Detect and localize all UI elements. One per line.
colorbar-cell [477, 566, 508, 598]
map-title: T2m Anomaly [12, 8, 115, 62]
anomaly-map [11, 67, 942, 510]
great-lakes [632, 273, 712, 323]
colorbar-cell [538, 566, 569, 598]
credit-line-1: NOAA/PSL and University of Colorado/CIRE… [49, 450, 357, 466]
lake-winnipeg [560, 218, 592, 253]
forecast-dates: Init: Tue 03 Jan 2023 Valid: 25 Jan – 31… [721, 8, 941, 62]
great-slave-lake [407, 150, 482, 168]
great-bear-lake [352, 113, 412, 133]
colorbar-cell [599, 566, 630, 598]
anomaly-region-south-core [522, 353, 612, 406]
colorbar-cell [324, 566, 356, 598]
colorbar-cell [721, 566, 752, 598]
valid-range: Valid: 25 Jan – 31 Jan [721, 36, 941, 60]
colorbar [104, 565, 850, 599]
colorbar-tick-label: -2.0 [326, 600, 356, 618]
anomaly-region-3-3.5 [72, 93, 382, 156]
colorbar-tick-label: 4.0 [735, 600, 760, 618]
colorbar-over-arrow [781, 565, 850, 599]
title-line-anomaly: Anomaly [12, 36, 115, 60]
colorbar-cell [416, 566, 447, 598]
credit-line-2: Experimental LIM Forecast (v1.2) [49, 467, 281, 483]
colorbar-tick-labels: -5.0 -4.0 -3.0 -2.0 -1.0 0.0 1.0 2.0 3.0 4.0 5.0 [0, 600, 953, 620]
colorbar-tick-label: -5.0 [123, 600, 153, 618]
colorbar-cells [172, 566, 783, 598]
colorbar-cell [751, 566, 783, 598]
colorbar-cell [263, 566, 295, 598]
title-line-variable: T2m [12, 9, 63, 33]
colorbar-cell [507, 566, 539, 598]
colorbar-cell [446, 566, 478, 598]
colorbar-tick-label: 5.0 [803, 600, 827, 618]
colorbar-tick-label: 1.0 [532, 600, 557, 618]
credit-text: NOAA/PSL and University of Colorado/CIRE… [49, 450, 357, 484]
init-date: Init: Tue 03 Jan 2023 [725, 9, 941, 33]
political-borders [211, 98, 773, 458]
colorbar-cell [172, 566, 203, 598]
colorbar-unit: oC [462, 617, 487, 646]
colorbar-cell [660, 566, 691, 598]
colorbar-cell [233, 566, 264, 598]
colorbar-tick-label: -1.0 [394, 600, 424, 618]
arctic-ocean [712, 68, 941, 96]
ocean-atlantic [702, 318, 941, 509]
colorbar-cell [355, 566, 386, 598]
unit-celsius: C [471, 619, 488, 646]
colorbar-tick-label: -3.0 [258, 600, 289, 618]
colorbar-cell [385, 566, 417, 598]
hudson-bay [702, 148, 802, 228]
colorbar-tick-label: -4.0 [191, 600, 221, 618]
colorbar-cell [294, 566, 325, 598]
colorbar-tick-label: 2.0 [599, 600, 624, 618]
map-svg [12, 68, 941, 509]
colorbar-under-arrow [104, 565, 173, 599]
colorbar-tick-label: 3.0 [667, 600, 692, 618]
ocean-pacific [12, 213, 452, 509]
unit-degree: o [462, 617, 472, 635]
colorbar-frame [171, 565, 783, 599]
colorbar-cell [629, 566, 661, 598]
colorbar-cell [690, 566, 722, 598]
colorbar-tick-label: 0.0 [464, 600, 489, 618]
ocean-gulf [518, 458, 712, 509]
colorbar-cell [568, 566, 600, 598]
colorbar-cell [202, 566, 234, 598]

• • • • • • •

> [WHAT THE TASK ASKS]
Reproduce the entries unchanged, from the first line through the line that contains "great-slave-lake [407, 150, 482, 168]", and nothing beyond that.

> [EXPECTED OUTPUT]
Detect and localize all UI elements. One per line.
colorbar-cell [477, 566, 508, 598]
map-title: T2m Anomaly [12, 8, 115, 62]
anomaly-map [11, 67, 942, 510]
great-lakes [632, 273, 712, 323]
colorbar-cell [538, 566, 569, 598]
credit-line-1: NOAA/PSL and University of Colorado/CIRE… [49, 450, 357, 466]
lake-winnipeg [560, 218, 592, 253]
forecast-dates: Init: Tue 03 Jan 2023 Valid: 25 Jan – 31… [721, 8, 941, 62]
great-slave-lake [407, 150, 482, 168]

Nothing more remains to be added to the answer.